**Request**: Scan the data. Collect each line that contains the word "Fahrzeug".

**Materials provided**:
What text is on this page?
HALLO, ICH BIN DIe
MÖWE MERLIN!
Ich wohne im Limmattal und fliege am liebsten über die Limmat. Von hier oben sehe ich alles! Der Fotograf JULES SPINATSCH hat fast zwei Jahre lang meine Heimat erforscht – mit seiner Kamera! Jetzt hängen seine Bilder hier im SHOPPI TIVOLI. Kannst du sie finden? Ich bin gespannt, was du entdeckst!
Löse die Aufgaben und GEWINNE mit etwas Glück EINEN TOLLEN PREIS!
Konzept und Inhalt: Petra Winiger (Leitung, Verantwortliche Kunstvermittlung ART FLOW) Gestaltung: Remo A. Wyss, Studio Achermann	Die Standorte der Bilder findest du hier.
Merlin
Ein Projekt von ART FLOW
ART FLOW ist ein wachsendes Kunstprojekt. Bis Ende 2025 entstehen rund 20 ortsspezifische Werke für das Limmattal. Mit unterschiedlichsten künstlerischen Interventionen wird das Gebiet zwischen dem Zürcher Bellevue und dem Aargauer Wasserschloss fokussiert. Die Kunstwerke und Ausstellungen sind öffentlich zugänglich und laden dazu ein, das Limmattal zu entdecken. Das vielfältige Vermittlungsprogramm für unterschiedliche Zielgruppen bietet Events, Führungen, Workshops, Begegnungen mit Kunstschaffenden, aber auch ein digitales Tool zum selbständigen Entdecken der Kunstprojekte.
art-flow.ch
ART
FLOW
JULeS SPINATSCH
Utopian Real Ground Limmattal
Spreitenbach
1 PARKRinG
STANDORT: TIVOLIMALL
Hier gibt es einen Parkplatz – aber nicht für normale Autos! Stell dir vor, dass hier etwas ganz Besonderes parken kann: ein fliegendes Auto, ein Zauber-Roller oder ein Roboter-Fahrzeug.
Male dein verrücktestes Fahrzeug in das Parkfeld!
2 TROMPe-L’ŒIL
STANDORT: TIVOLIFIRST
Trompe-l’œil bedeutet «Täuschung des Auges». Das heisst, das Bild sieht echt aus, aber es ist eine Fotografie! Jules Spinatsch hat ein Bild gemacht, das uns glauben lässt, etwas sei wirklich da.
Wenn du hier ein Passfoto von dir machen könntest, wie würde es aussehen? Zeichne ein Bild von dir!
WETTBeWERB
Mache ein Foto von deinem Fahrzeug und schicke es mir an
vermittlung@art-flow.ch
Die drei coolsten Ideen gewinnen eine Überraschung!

**Exercise result**:
Hier gibt es einen Parkplatz – aber nicht für normale Autos! Stell dir vor, dass hier etwas ganz Besonderes parken kann: ein fliegendes Auto, ein Zauber-Roller oder ein Roboter-Fahrzeug.
Male dein verrücktestes Fahrzeug in das Parkfeld!
Mache ein Foto von deinem Fahrzeug und schicke es mir an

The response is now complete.